TASK GOAL — Reproduce each line of the listing exactly.

DATASET EXCERPTS —
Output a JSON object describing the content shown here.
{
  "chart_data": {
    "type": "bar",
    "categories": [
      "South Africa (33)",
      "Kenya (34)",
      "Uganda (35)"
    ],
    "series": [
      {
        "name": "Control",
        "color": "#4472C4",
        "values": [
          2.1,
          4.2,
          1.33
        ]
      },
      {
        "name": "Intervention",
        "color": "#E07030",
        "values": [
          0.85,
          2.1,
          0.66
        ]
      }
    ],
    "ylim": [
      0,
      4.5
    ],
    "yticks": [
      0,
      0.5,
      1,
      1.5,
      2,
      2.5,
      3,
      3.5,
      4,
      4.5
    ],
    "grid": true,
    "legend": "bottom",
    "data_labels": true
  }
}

WRITTEN REPLY —
Output a JSON object describing the content shown here.
{
  "chart_data": {
    "type": "bar",
    "categories": [
      "South Africa (33)",
      "Kenya (34)",
      "Uganda (35)"
    ],
    "series": [
      {
        "name": "Control",
        "color": "#4472C4",
        "values": [
          2.1,
          4.2,
          1.33
        ]
      },
      {
        "name": "Intervention",
        "color": "#E07030",
        "values": [
          0.85,
          2.1,
          0.66
        ]
      }
    ],
    "ylim": [
      0,
      4.5
    ],
    "yticks": [
      0,
      0.5,
      1,
      1.5,
      2,
      2.5,
      3,
      3.5,
      4,
      4.5
    ],
    "grid": true,
    "legend": "bottom",
    "data_labels": true
  }
}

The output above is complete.